### DATA SUPPLIED
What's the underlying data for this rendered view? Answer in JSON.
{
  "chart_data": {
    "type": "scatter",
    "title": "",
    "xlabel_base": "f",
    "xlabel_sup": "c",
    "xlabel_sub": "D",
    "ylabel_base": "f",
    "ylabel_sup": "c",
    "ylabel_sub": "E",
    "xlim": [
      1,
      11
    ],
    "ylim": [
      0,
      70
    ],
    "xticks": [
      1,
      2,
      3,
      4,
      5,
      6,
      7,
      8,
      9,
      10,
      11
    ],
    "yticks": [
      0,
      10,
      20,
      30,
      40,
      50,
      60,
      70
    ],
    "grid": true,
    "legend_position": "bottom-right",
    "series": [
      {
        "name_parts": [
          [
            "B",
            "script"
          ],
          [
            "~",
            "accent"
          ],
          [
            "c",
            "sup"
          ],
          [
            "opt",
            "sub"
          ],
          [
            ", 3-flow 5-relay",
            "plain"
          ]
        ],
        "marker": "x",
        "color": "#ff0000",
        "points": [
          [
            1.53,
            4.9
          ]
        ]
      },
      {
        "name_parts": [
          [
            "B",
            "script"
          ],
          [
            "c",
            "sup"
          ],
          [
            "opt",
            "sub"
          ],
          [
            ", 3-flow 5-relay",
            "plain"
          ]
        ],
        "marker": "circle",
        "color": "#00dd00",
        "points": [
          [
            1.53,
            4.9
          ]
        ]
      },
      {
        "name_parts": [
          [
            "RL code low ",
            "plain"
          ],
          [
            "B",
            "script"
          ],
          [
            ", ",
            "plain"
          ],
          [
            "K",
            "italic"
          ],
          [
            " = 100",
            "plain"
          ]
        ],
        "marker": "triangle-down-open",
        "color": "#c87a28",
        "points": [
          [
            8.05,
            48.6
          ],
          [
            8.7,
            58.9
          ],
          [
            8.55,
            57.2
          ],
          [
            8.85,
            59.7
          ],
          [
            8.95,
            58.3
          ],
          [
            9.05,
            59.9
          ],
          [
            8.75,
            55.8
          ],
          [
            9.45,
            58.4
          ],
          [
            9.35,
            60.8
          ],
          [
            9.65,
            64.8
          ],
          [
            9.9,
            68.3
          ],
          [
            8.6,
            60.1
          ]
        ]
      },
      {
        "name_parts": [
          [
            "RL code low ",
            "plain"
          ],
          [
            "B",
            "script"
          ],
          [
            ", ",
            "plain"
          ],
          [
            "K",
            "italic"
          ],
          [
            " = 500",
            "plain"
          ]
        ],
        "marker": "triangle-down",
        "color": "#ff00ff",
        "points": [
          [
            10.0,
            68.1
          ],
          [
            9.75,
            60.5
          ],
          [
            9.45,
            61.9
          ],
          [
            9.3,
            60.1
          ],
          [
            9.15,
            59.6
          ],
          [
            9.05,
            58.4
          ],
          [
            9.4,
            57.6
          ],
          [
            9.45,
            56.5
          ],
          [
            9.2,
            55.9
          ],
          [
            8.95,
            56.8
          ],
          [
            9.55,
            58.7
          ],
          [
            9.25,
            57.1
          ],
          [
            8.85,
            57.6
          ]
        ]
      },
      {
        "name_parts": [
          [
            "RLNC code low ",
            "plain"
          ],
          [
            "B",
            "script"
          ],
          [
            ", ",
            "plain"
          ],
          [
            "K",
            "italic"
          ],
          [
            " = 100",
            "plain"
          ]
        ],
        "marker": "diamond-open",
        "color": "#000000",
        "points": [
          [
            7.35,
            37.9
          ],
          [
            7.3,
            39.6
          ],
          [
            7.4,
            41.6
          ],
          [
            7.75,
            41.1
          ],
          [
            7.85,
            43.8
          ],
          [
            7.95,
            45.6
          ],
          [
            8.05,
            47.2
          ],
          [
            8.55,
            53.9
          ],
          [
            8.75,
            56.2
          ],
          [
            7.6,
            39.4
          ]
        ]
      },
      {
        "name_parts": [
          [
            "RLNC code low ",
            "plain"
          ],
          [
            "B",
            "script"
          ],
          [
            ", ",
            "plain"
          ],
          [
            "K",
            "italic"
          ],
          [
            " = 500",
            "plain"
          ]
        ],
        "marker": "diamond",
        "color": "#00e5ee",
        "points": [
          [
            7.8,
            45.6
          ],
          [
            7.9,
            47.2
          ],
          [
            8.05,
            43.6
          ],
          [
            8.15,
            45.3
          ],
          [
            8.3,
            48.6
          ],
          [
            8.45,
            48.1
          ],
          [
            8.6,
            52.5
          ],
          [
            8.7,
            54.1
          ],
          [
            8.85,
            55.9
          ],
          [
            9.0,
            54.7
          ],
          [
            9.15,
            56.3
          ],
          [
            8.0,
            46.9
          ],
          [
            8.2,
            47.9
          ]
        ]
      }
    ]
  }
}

### TASK TO COMPLETE
Select and copy each line from the data that includes the word "open".

### FULL ANSWER
        "marker": "triangle-down-open",
        "marker": "diamond-open",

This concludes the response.